Exercise aim -
Calculate how many lines in the following records hold the word "Error", and report that number without comment.

"""

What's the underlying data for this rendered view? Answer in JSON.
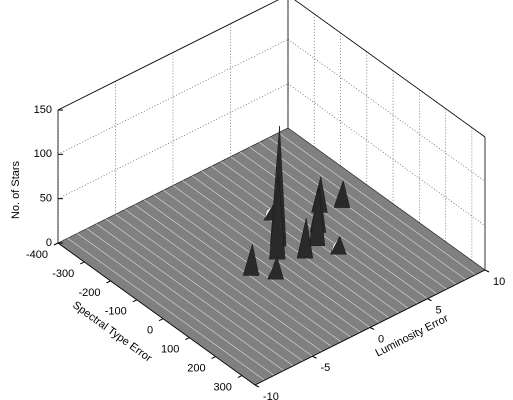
{
  "chart_data": {
    "type": "surface3d",
    "xlabel": "Spectral Type Error",
    "ylabel": "Luminosity Error",
    "zlabel": "No. of Stars",
    "xlim": [
      -400,
      350
    ],
    "ylim": [
      -10,
      10
    ],
    "zlim": [
      0,
      150
    ],
    "xticks": [
      -400,
      -300,
      -200,
      -100,
      0,
      100,
      200,
      300
    ],
    "yticks": [
      -10,
      -5,
      0,
      5,
      10
    ],
    "zticks": [
      0,
      50,
      100,
      150
    ],
    "grid": true,
    "color": "#808080",
    "peaks": {
      "x": [
        -60,
        -20,
        0,
        -40,
        20,
        -100,
        -80,
        40,
        60,
        -150,
        -10
      ],
      "y": [
        1.5,
        0.5,
        3.5,
        4.5,
        2,
        6,
        7.5,
        -1,
        4,
        3,
        -2
      ],
      "z": [
        130,
        90,
        60,
        45,
        40,
        35,
        25,
        20,
        15,
        12,
        30
      ]
    }
  }
}
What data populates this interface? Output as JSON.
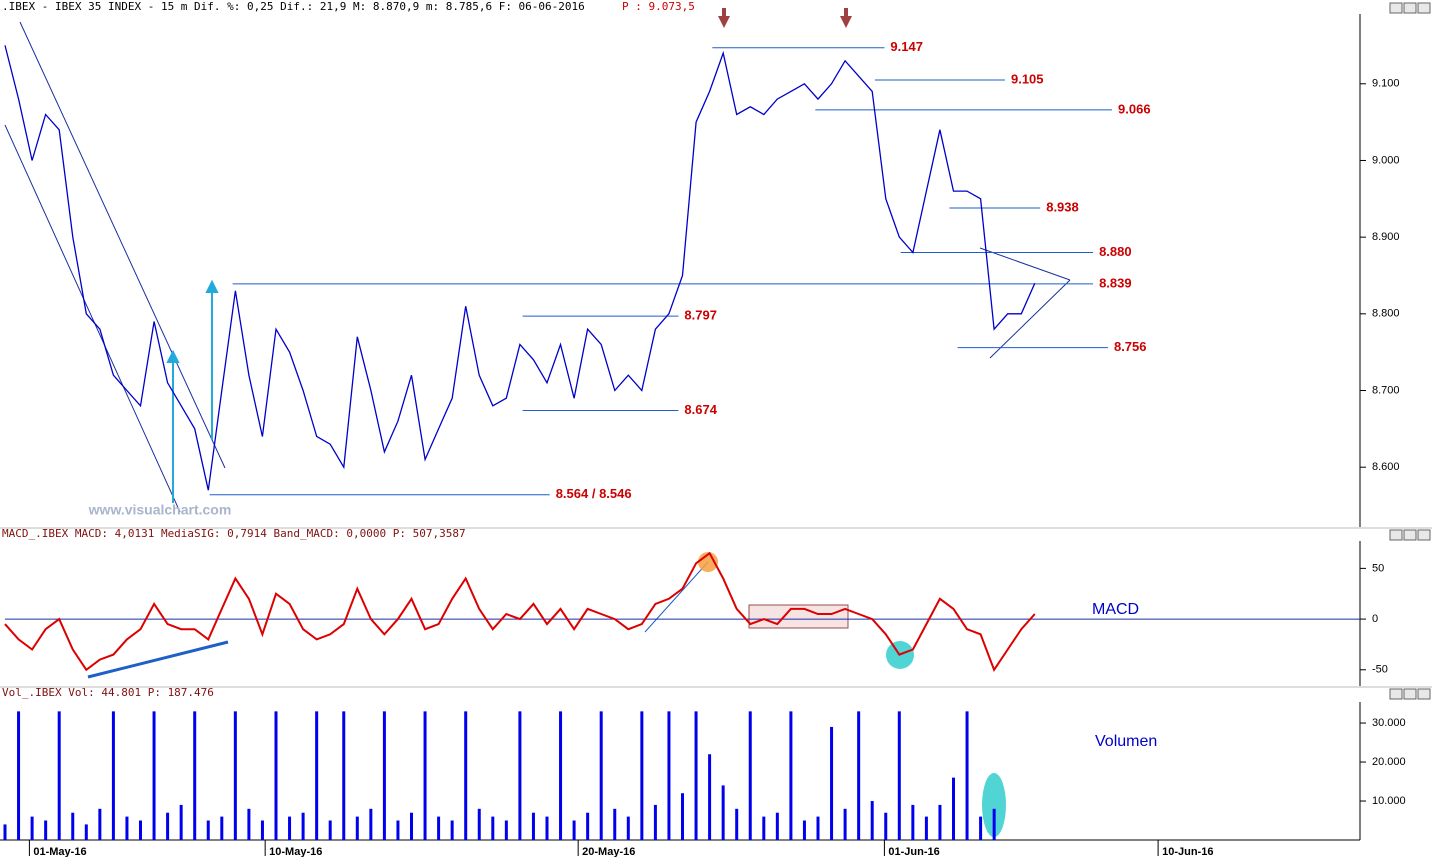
{
  "chart_data": [
    {
      "type": "line",
      "title": ".IBEX - IBEX 35 INDEX -  15 m Dif. %: 0,25 Dif.: 21,9 M: 8.870,9 m: 8.785,6 F: 06-06-2016",
      "last_price": "P : 9.073,5",
      "watermark": "www.visualchart.com",
      "xlim": [
        0,
        100
      ],
      "ylim": [
        8522,
        9191
      ],
      "yticks": [
        {
          "value": 8600,
          "label": "8.600"
        },
        {
          "value": 8700,
          "label": "8.700"
        },
        {
          "value": 8800,
          "label": "8.800"
        },
        {
          "value": 8900,
          "label": "8.900"
        },
        {
          "value": 9000,
          "label": "9.000"
        },
        {
          "value": 9100,
          "label": "9.100"
        }
      ],
      "series": [
        {
          "color": "#0000cc",
          "values": [
            9150,
            9080,
            9000,
            9060,
            9040,
            8900,
            8800,
            8780,
            8720,
            8700,
            8680,
            8790,
            8710,
            8680,
            8650,
            8570,
            8700,
            8830,
            8720,
            8640,
            8780,
            8750,
            8700,
            8640,
            8630,
            8600,
            8770,
            8700,
            8620,
            8660,
            8720,
            8610,
            8650,
            8690,
            8810,
            8720,
            8680,
            8690,
            8760,
            8740,
            8710,
            8760,
            8690,
            8780,
            8760,
            8700,
            8720,
            8700,
            8780,
            8800,
            8850,
            9050,
            9090,
            9140,
            9060,
            9070,
            9060,
            9080,
            9090,
            9100,
            9080,
            9100,
            9130,
            9110,
            9090,
            8950,
            8900,
            8880,
            8960,
            9040,
            8960,
            8960,
            8950,
            8780,
            8800,
            8800,
            8840
          ]
        }
      ],
      "levels": [
        {
          "value": 9147,
          "label": "9.147",
          "x_range": [
            52.2,
            64.9
          ]
        },
        {
          "value": 9105,
          "label": "9.105",
          "x_range": [
            64.2,
            73.8
          ]
        },
        {
          "value": 9066,
          "label": "9.066",
          "x_range": [
            59.8,
            81.7
          ]
        },
        {
          "value": 8938,
          "label": "8.938",
          "x_range": [
            69.7,
            76.4
          ]
        },
        {
          "value": 8880,
          "label": "8.880",
          "x_range": [
            66.1,
            80.3
          ]
        },
        {
          "value": 8839,
          "label": "8.839",
          "x_range": [
            16.8,
            80.3
          ]
        },
        {
          "value": 8797,
          "label": "8.797",
          "x_range": [
            38.2,
            49.7
          ]
        },
        {
          "value": 8756,
          "label": "8.756",
          "x_range": [
            70.3,
            81.4
          ]
        },
        {
          "value": 8674,
          "label": "8.674",
          "x_range": [
            38.2,
            49.7
          ]
        },
        {
          "value": 8564,
          "label": "8.564 / 8.546",
          "x_range": [
            15.1,
            40.2
          ]
        }
      ]
    },
    {
      "type": "line",
      "title": "MACD_.IBEX MACD: 4,0131 MediaSIG: 0,7914 Band_MACD: 0,0000 P: 507,3587",
      "panel_label": "MACD",
      "xlim": [
        0,
        100
      ],
      "ylim": [
        -66,
        77
      ],
      "yticks": [
        -50,
        0,
        50
      ],
      "series": [
        {
          "color": "#dd0000",
          "values": [
            -5,
            -20,
            -30,
            -10,
            0,
            -30,
            -50,
            -40,
            -35,
            -20,
            -10,
            15,
            -5,
            -10,
            -10,
            -20,
            10,
            40,
            20,
            -15,
            25,
            15,
            -10,
            -20,
            -15,
            -5,
            30,
            0,
            -15,
            0,
            20,
            -10,
            -5,
            20,
            40,
            10,
            -10,
            5,
            0,
            15,
            -5,
            10,
            -10,
            10,
            5,
            0,
            -10,
            -5,
            15,
            20,
            30,
            55,
            65,
            40,
            10,
            -5,
            0,
            -5,
            10,
            10,
            5,
            5,
            10,
            5,
            0,
            -15,
            -35,
            -30,
            -5,
            20,
            10,
            -10,
            -15,
            -50,
            -30,
            -10,
            5
          ]
        }
      ]
    },
    {
      "type": "bar",
      "title": "Vol_.IBEX Vol: 44.801 P: 187.476",
      "panel_label": "Volumen",
      "xlim": [
        0,
        100
      ],
      "ylim": [
        0,
        35400
      ],
      "yticks": [
        {
          "value": 10000,
          "label": "10.000"
        },
        {
          "value": 20000,
          "label": "20.000"
        },
        {
          "value": 30000,
          "label": "30.000"
        }
      ],
      "xticks": [
        {
          "value": 1.8,
          "label": "01-May-16"
        },
        {
          "value": 19.2,
          "label": "10-May-16"
        },
        {
          "value": 42.3,
          "label": "20-May-16"
        },
        {
          "value": 64.9,
          "label": "01-Jun-16"
        },
        {
          "value": 85.1,
          "label": "10-Jun-16"
        }
      ],
      "series": [
        {
          "color": "#0000ee",
          "values": [
            4000,
            33000,
            6000,
            5000,
            33000,
            7000,
            4000,
            8000,
            33000,
            6000,
            5000,
            33000,
            7000,
            9000,
            33000,
            5000,
            6000,
            33000,
            8000,
            5000,
            33000,
            6000,
            7000,
            33000,
            5000,
            33000,
            6000,
            8000,
            33000,
            5000,
            7000,
            33000,
            6000,
            5000,
            33000,
            8000,
            6000,
            5000,
            33000,
            7000,
            6000,
            33000,
            5000,
            7000,
            33000,
            8000,
            6000,
            33000,
            9000,
            33000,
            12000,
            33000,
            22000,
            14000,
            8000,
            33000,
            6000,
            7000,
            33000,
            5000,
            6000,
            29000,
            8000,
            33000,
            10000,
            7000,
            33000,
            9000,
            6000,
            9000,
            16000,
            33000,
            6000,
            8000
          ]
        }
      ]
    }
  ]
}
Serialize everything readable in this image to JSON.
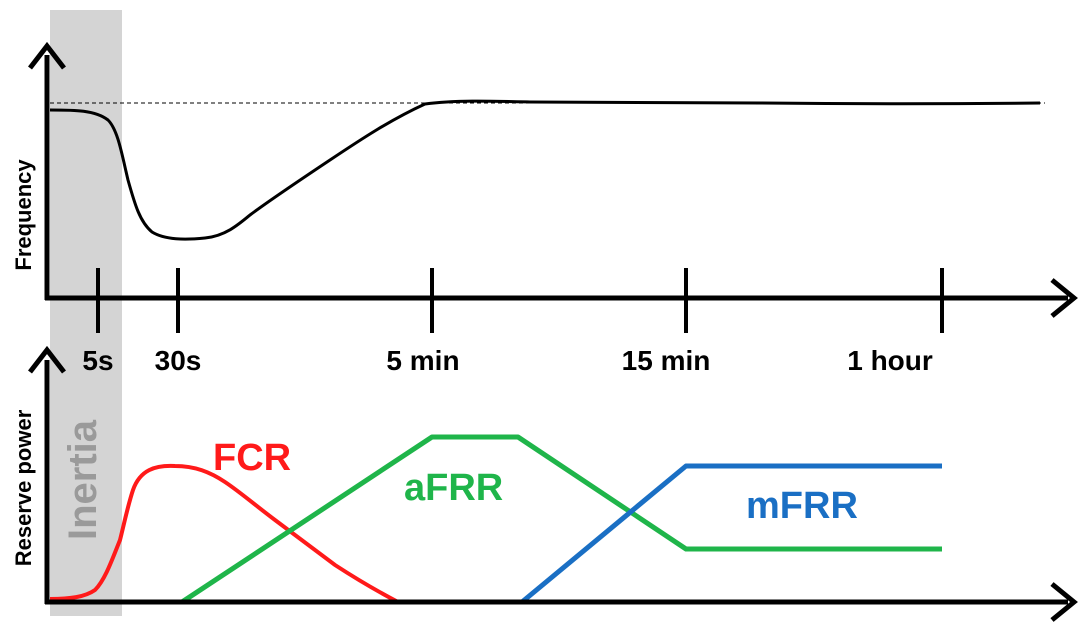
{
  "labels": {
    "frequency_axis": "Frequency",
    "reserve_axis": "Reserve power",
    "inertia": "Inertia",
    "fcr": "FCR",
    "afrr": "aFRR",
    "mfrr": "mFRR"
  },
  "time_ticks": [
    "5s",
    "30s",
    "5 min",
    "15 min",
    "1 hour"
  ],
  "colors": {
    "axis": "#000000",
    "frequency": "#000000",
    "inertia_band": "#d4d4d4",
    "inertia_text": "#9a9a9a",
    "fcr": "#ff1a1a",
    "afrr": "#1fb54a",
    "mfrr": "#1a6fc4"
  }
}
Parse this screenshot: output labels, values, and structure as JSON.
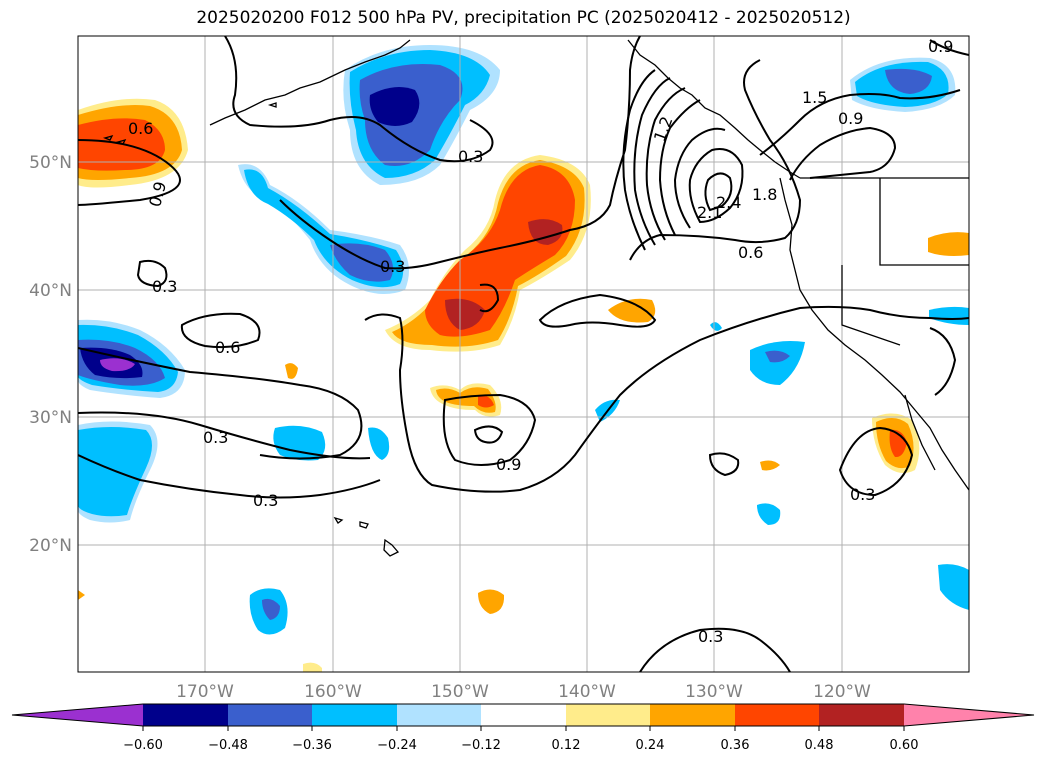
{
  "title": "2025020200 F012 500 hPa PV, precipitation PC (2025020412 - 2025020512)",
  "map": {
    "lat_labels": [
      "50°N",
      "40°N",
      "30°N",
      "20°N"
    ],
    "lon_labels": [
      "170°W",
      "160°W",
      "150°W",
      "140°W",
      "130°W",
      "120°W"
    ],
    "contour_labels": [
      "0.6",
      "0.9",
      "0.3",
      "0.3",
      "0.3",
      "0.6",
      "0.3",
      "0.9",
      "0.3",
      "0.3",
      "0.6",
      "1.2",
      "1.5",
      "0.9",
      "2.1",
      "2.4",
      "1.8",
      "0.9",
      "0.3"
    ],
    "colors": {
      "c_lt_060": "#9b30d0",
      "c_m060_m048": "#00008b",
      "c_m048_m036": "#3a5fcd",
      "c_m036_m024": "#00bfff",
      "c_m024_m012": "#b0e2ff",
      "c_neutral": "#ffffff",
      "c_012_024": "#ffec8b",
      "c_024_036": "#ffa500",
      "c_036_048": "#ff4500",
      "c_048_060": "#b22222",
      "c_gt_060": "#ff82ab"
    }
  },
  "colorbar": {
    "labels": [
      "−0.60",
      "−0.48",
      "−0.36",
      "−0.24",
      "−0.12",
      "0.12",
      "0.24",
      "0.36",
      "0.48",
      "0.60"
    ]
  }
}
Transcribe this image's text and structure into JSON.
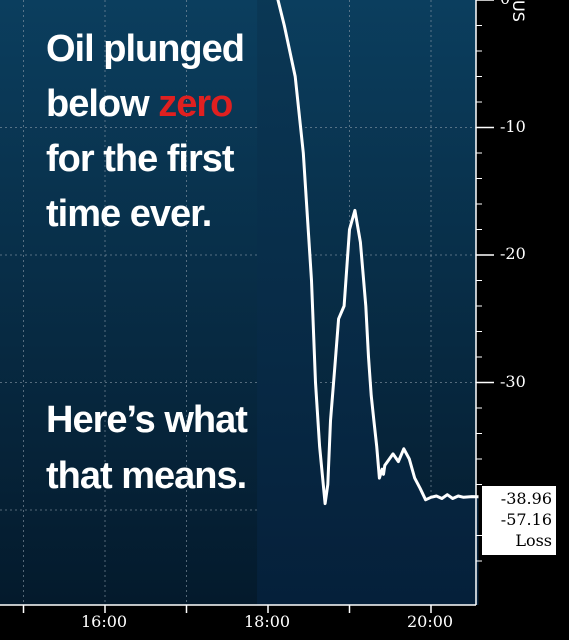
{
  "headline": {
    "line1": "Oil plunged",
    "line2_prefix": "below ",
    "line2_accent": "zero",
    "line3": "for the first",
    "line4": "time ever."
  },
  "subhead": {
    "line1": "Here’s what",
    "line2": "that means."
  },
  "colors": {
    "accent": "#e02020",
    "line": "#ffffff",
    "background_top": "#0b3e5e",
    "background_bottom": "#041a2c"
  },
  "chart_data": {
    "type": "line",
    "title": "",
    "xlabel": "",
    "ylabel": "US",
    "x_ticks": [
      "16:00",
      "18:00",
      "20:00"
    ],
    "y_ticks": [
      {
        "value": 0,
        "label": "0"
      },
      {
        "value": -10,
        "label": "-10"
      },
      {
        "value": -20,
        "label": "-20"
      },
      {
        "value": -30,
        "label": "-30"
      }
    ],
    "ylim": [
      -44,
      1
    ],
    "grid": true,
    "series": [
      {
        "x": [
          "17:52",
          "17:58",
          "18:05",
          "18:12",
          "18:20",
          "18:26",
          "18:32",
          "18:35",
          "18:38",
          "18:42",
          "18:44",
          "18:46",
          "18:49",
          "18:52",
          "18:56",
          "19:00",
          "19:04",
          "19:08",
          "19:12",
          "19:14",
          "19:16",
          "19:18",
          "19:20",
          "19:22",
          "19:24",
          "19:25",
          "19:26",
          "19:28",
          "19:32",
          "19:36",
          "19:40",
          "19:44",
          "19:48",
          "19:52",
          "19:56",
          "20:00",
          "20:04",
          "20:08",
          "20:12",
          "20:16",
          "20:20",
          "20:24",
          "20:30",
          "20:35"
        ],
        "y": [
          5,
          3,
          1,
          -2,
          -6,
          -12,
          -22,
          -30,
          -35,
          -39.5,
          -38,
          -33,
          -29,
          -25,
          -24,
          -18,
          -16.5,
          -19,
          -24,
          -28,
          -31,
          -33,
          -35,
          -37.5,
          -36.8,
          -37.2,
          -36.5,
          -36.2,
          -35.6,
          -36.2,
          -35.2,
          -36,
          -37.5,
          -38.3,
          -39.2,
          -39.0,
          -38.9,
          -39.1,
          -38.8,
          -39.1,
          -38.9,
          -39.0,
          -38.95,
          -38.96
        ]
      }
    ],
    "annotations": [
      "-38.96",
      "-57.16",
      "Loss"
    ]
  }
}
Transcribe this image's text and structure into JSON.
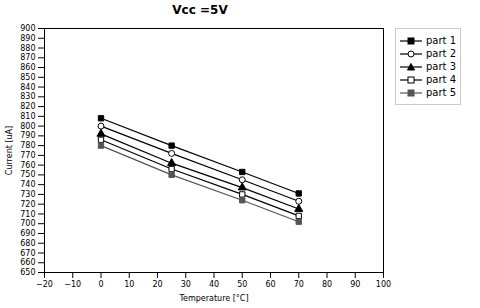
{
  "chart_data": {
    "type": "line",
    "title": "Vcc =5V",
    "x_label": "Temperature [°C]",
    "y_label": "Current [uA]",
    "x": [
      0,
      25,
      50,
      70
    ],
    "series": [
      {
        "name": "part 1",
        "color": "#000000",
        "marker": "square",
        "values": [
          808,
          780,
          753,
          731
        ]
      },
      {
        "name": "part 2",
        "color": "#000000",
        "marker": "circle-open",
        "values": [
          800,
          772,
          745,
          723
        ]
      },
      {
        "name": "part 3",
        "color": "#000000",
        "marker": "triangle",
        "values": [
          792,
          762,
          737,
          715
        ]
      },
      {
        "name": "part 4",
        "color": "#000000",
        "marker": "square-open",
        "values": [
          786,
          756,
          730,
          708
        ]
      },
      {
        "name": "part 5",
        "color": "#555555",
        "marker": "square",
        "values": [
          780,
          750,
          724,
          702
        ]
      }
    ],
    "xlim": [
      -20,
      100
    ],
    "ylim": [
      650,
      900
    ],
    "xticks": [
      -20,
      -10,
      0,
      10,
      20,
      30,
      40,
      50,
      60,
      70,
      80,
      90,
      100
    ],
    "yticks": [
      650,
      660,
      670,
      680,
      690,
      700,
      710,
      720,
      730,
      740,
      750,
      760,
      770,
      780,
      790,
      800,
      810,
      820,
      830,
      840,
      850,
      860,
      870,
      880,
      890,
      900
    ],
    "grid": false,
    "legend": "right"
  }
}
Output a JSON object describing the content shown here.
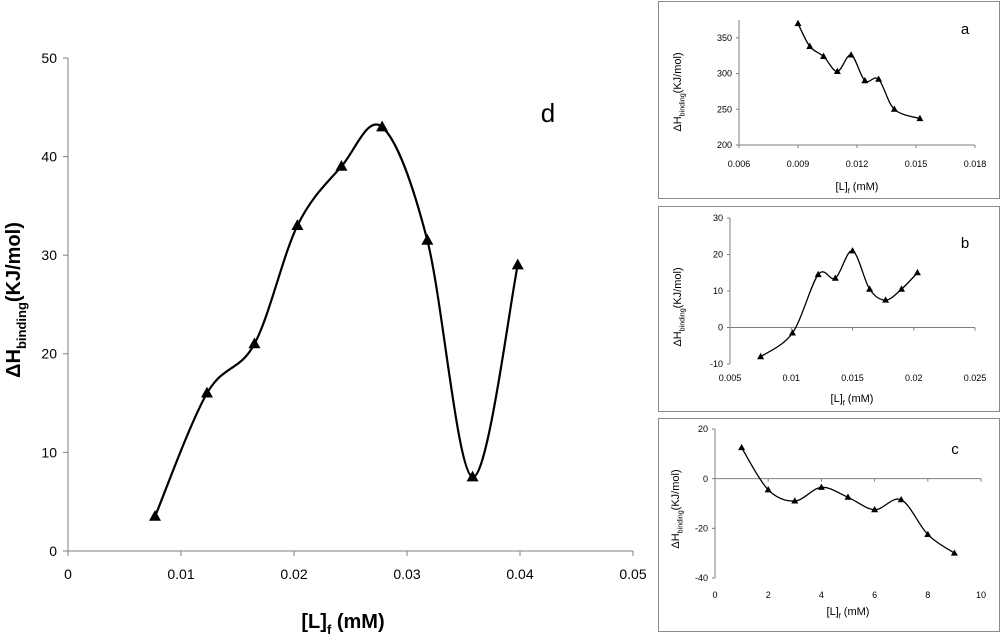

"""

Response to the task -
2